• [Tekstfragment]:
★ ★ ★ ★ ★ ★ ★
Instantie: Rechtbank Assen, 9 maart 1999

Instantie

Rechtbank Assen

Samenvatting


Werknemer wordt geschorst nadat hij is beschuldigd van seksuele intimidatie
door een collega. De rechter beveelt opheffing van de op non-actiefstelling.
Werknemer erkent dat er schuine moppen werden verteld op de afdeling en dat
programma’s als sex voor de Buch werden besproken. Redenen om toch de
schorsing op te heffen zijn dat de werknemer de uitlatingen van het
slachtoffer niet heeft kunnen inzien, dat niet is nagegaan
of met een waarschuwing of overplaatsing volstaan kon worden, dat de
werkgever geen beleid heeft inzake seksuele intimidatie en dat het
slachtoffer inmiddels elders werkt.
★ ★ ★ ★ ★ ★ ★
• [Opdrachten]:
**A.** Geef uit het tekstfragment letterlijk de passage weer van "Samenvatting" tot en met "inmiddels elders werkt.".
**B.** Wat beveelt de rechter volgens het tekstfragment?

• [Aangeleverde gegevens]:
★ ★ ★ ★ ★ ★ ★
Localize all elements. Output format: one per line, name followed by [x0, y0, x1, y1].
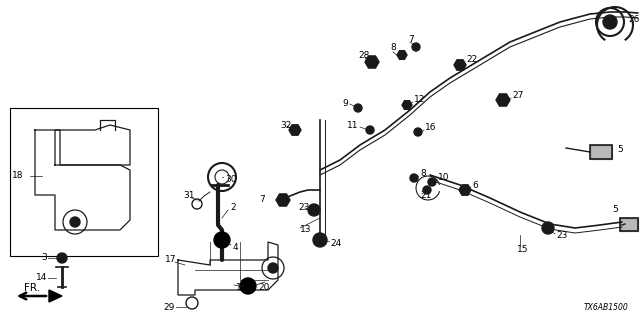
Text: 6: 6 [472, 180, 477, 189]
Text: 5: 5 [612, 205, 618, 214]
Polygon shape [365, 56, 379, 68]
Text: 7: 7 [259, 196, 265, 204]
Text: 15: 15 [517, 245, 529, 254]
Text: 26: 26 [628, 15, 639, 25]
Text: 2: 2 [230, 203, 236, 212]
Circle shape [268, 263, 278, 273]
Text: 13: 13 [300, 226, 312, 235]
Circle shape [542, 222, 554, 234]
Text: 9: 9 [342, 99, 348, 108]
Text: TX6AB1500: TX6AB1500 [583, 303, 628, 313]
Circle shape [354, 104, 362, 112]
Text: 24: 24 [330, 238, 341, 247]
Text: 18: 18 [12, 172, 24, 180]
Text: 28: 28 [358, 52, 369, 60]
Bar [590, 145, 612, 159]
Text: 8: 8 [420, 170, 426, 179]
Text: 5: 5 [617, 146, 623, 155]
Text: 8: 8 [390, 44, 396, 52]
Text: 11: 11 [346, 122, 358, 131]
Text: 30: 30 [225, 174, 237, 183]
Circle shape [366, 126, 374, 134]
Text: 12: 12 [414, 95, 426, 105]
Circle shape [70, 217, 80, 227]
Text: 14: 14 [36, 274, 47, 283]
Circle shape [603, 15, 617, 29]
Polygon shape [402, 101, 412, 109]
Circle shape [240, 278, 256, 294]
Polygon shape [454, 60, 466, 70]
Text: 27: 27 [512, 92, 524, 100]
Polygon shape [276, 194, 290, 206]
Circle shape [313, 233, 327, 247]
Circle shape [414, 128, 422, 136]
Text: 7: 7 [408, 36, 413, 44]
Text: 10: 10 [438, 173, 449, 182]
Text: 17: 17 [165, 255, 177, 265]
Circle shape [214, 232, 230, 248]
Polygon shape [496, 94, 510, 106]
Text: 20: 20 [258, 283, 269, 292]
Text: 32: 32 [280, 121, 291, 130]
Text: 22: 22 [466, 55, 477, 65]
Circle shape [308, 204, 320, 216]
Polygon shape [49, 290, 62, 302]
Circle shape [428, 178, 436, 186]
Text: 19: 19 [236, 283, 248, 292]
Text: 4: 4 [233, 243, 239, 252]
Polygon shape [397, 51, 407, 59]
Polygon shape [620, 218, 638, 231]
Polygon shape [590, 145, 612, 159]
Circle shape [410, 174, 418, 182]
Text: 21: 21 [420, 191, 431, 201]
Text: 3: 3 [41, 253, 47, 262]
Polygon shape [289, 125, 301, 135]
Text: FR.: FR. [24, 283, 40, 293]
Bar [620, 218, 638, 231]
Text: 16: 16 [425, 124, 436, 132]
Text: 23: 23 [556, 231, 568, 241]
Text: 23: 23 [298, 203, 309, 212]
Text: 29: 29 [164, 302, 175, 311]
Circle shape [57, 253, 67, 263]
Circle shape [412, 43, 420, 51]
Bar [10, 108, 158, 256]
Text: 31: 31 [183, 191, 195, 201]
Circle shape [423, 186, 431, 194]
Polygon shape [459, 185, 471, 195]
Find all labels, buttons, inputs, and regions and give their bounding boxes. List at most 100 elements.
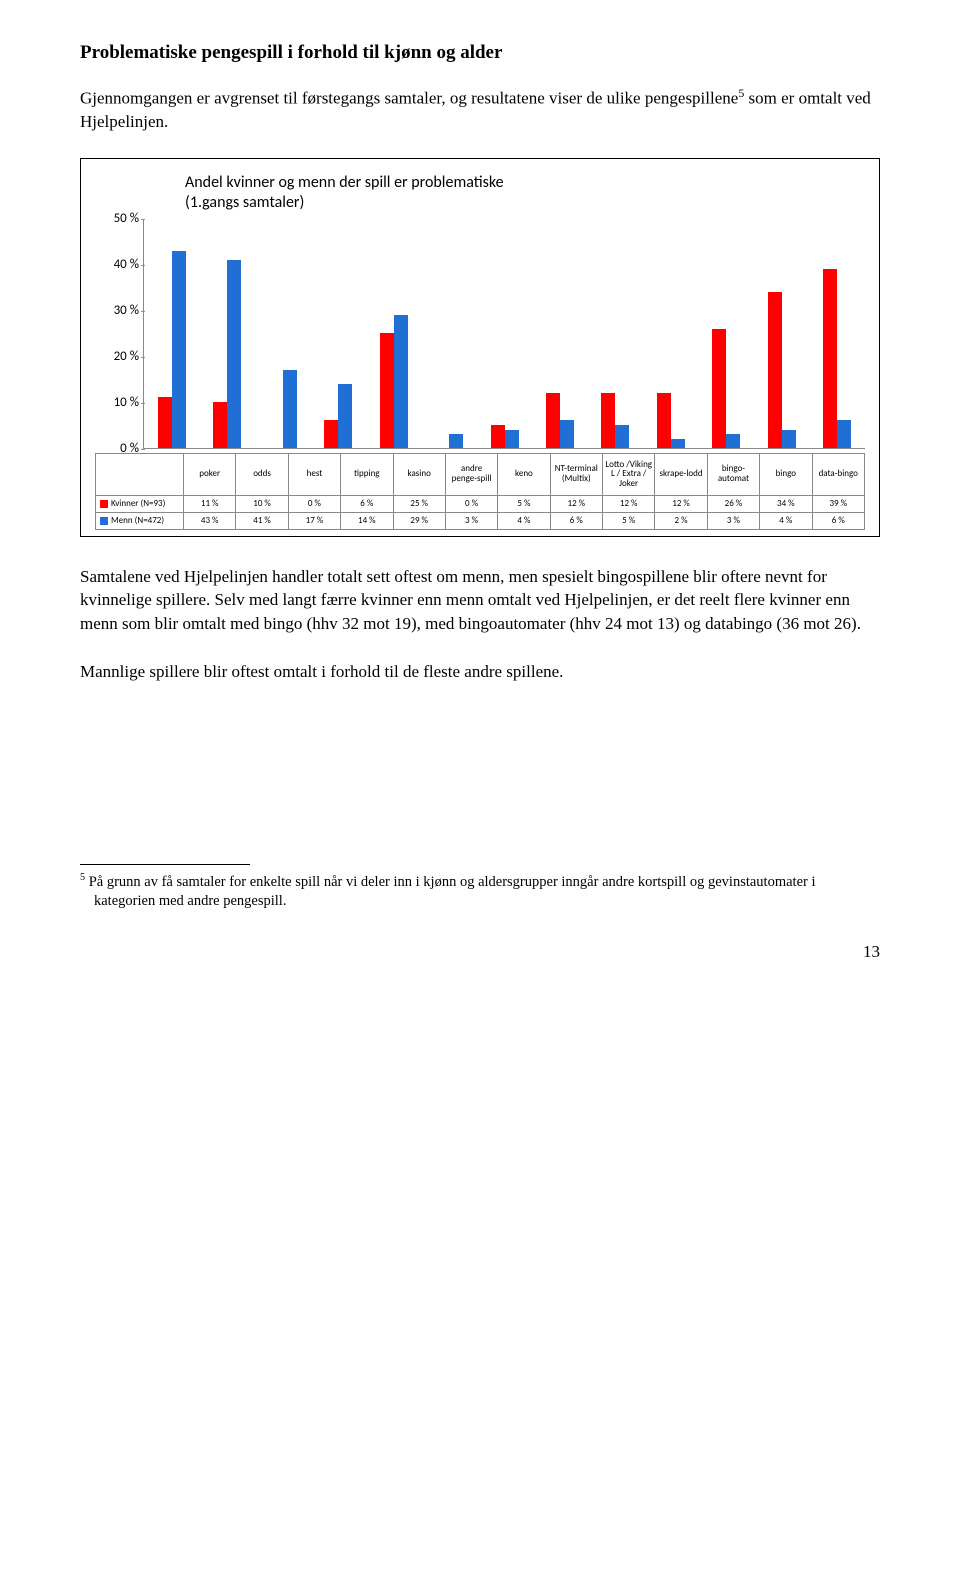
y-tick-label: 40 % [114,256,139,274]
bar [491,425,505,448]
table-cell: 11 % [184,495,236,512]
bar-group [810,219,865,448]
chart-title: Andel kvinner og menn der spill er probl… [185,173,865,213]
table-cell: 0 % [288,495,340,512]
table-cell: 25 % [393,495,445,512]
y-tick-label: 50 % [114,210,139,228]
bar [546,393,560,448]
bar [601,393,615,448]
table-cell: 17 % [288,512,340,529]
series-name: Menn (N=472) [111,515,164,526]
table-column-header: skrape-lodd [655,453,707,495]
bar [380,333,394,448]
bar-group [643,219,698,448]
table-cell: 12 % [603,495,655,512]
table-cell: 6 % [550,512,602,529]
bar [712,329,726,448]
bar-group [144,219,199,448]
table-column-header: NT-terminal (Multix) [550,453,602,495]
table-cell: 3 % [445,512,497,529]
bar-group [366,219,421,448]
table-cell: 4 % [498,512,550,529]
bar-group [255,219,310,448]
table-column-header: tipping [341,453,393,495]
bar [560,420,574,447]
table-cell: 3 % [707,512,759,529]
bar [158,397,172,447]
table-column-header: bingo-automat [707,453,759,495]
table-column-header: data-bingo [812,453,865,495]
table-column-header: bingo [760,453,812,495]
table-column-header: keno [498,453,550,495]
table-column-header: hest [288,453,340,495]
page-number: 13 [80,940,880,964]
y-tick-label: 0 % [120,440,139,458]
table-cell: 5 % [498,495,550,512]
bar [615,425,629,448]
table-cell: 34 % [760,495,812,512]
series-label-cell: Menn (N=472) [96,512,184,529]
body-paragraph-2: Samtalene ved Hjelpelinjen handler total… [80,565,880,636]
bar-group [699,219,754,448]
table-cell: 12 % [655,495,707,512]
table-cell: 0 % [445,495,497,512]
table-cell: 6 % [341,495,393,512]
table-column-header: odds [236,453,288,495]
table-cell: 41 % [236,512,288,529]
table-cell: 43 % [184,512,236,529]
footnote: 5 På grunn av få samtaler for enkelte sp… [80,871,880,912]
footnote-text: På grunn av få samtaler for enkelte spil… [85,874,815,910]
y-tick-label: 20 % [114,348,139,366]
legend-swatch [100,500,108,508]
table-cell: 6 % [812,512,865,529]
bar-group [532,219,587,448]
bar-group [754,219,809,448]
table-header-row: pokeroddshesttippingkasinoandre penge-sp… [96,453,865,495]
bar [726,434,740,448]
bar [449,434,463,448]
bar [837,420,851,447]
chart-container: Andel kvinner og menn der spill er probl… [80,158,880,537]
bar [324,420,338,447]
bar-group [310,219,365,448]
intro-text-1: Gjennomgangen er avgrenset til førstegan… [80,88,738,107]
bar [657,393,671,448]
table-cell: 14 % [341,512,393,529]
section-heading: Problematiske pengespill i forhold til k… [80,40,880,67]
table-cell: 5 % [603,512,655,529]
bar [227,260,241,448]
table-column-header: Lotto /Viking L / Extra / Joker [603,453,655,495]
bar [505,430,519,448]
bar [782,430,796,448]
chart-plot-area: 50 %40 %30 %20 %10 %0 % [95,219,865,449]
series-label-cell: Kvinner (N=93) [96,495,184,512]
bar [213,402,227,448]
bar [283,370,297,448]
table-cell: 12 % [550,495,602,512]
table-cell: 2 % [655,512,707,529]
footnote-separator [80,864,250,865]
bar [823,269,837,448]
chart-title-line2: (1.gangs samtaler) [185,193,304,212]
bar [172,251,186,448]
table-row: Menn (N=472)43 %41 %17 %14 %29 %3 %4 %6 … [96,512,865,529]
chart-title-line1: Andel kvinner og menn der spill er probl… [185,173,504,192]
table-column-header: andre penge-spill [445,453,497,495]
bar [394,315,408,448]
table-corner-cell [96,453,184,495]
legend-swatch [100,517,108,525]
series-name: Kvinner (N=93) [111,498,165,509]
chart-data-table: pokeroddshesttippingkasinoandre penge-sp… [95,453,865,530]
bar-group [421,219,476,448]
y-tick-label: 30 % [114,302,139,320]
bar-group [588,219,643,448]
table-cell: 4 % [760,512,812,529]
table-cell: 10 % [236,495,288,512]
bar-group [199,219,254,448]
table-cell: 39 % [812,495,865,512]
body-paragraph-3: Mannlige spillere blir oftest omtalt i f… [80,660,880,684]
table-cell: 29 % [393,512,445,529]
table-row: Kvinner (N=93)11 %10 %0 %6 %25 %0 %5 %12… [96,495,865,512]
plot [143,219,865,449]
y-axis: 50 %40 %30 %20 %10 %0 % [95,219,143,449]
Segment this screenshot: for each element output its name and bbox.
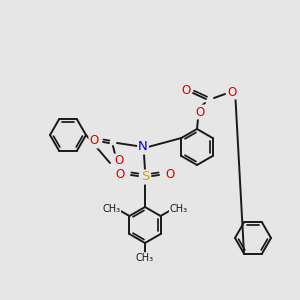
★ ★ ★ ★ ★ ★ ★
• [Antwoorden]:
**A.**
Samenvatting


Werknemer wordt geschorst nadat hij is beschuldigd van seksuele intimidatie
door een collega. De rechter beveelt opheffing van de op non-actiefstelling.
Werknemer erkent dat er schuine moppen werden verteld op de afdeling en dat
programma’s als sex voor de Buch werden besproken. Redenen om toch de
schorsing op te heffen zijn dat de werknemer de uitlatingen van het
slachtoffer niet heeft kunnen inzien, dat niet is nagegaan
of met een waarschuwing of overplaatsing volstaan kon worden, dat de
werkgever geen beleid heeft inzake seksuele intimidatie en dat het
slachtoffer inmiddels elders werkt.

**B.** De opheffing van de op non-actiefstelling.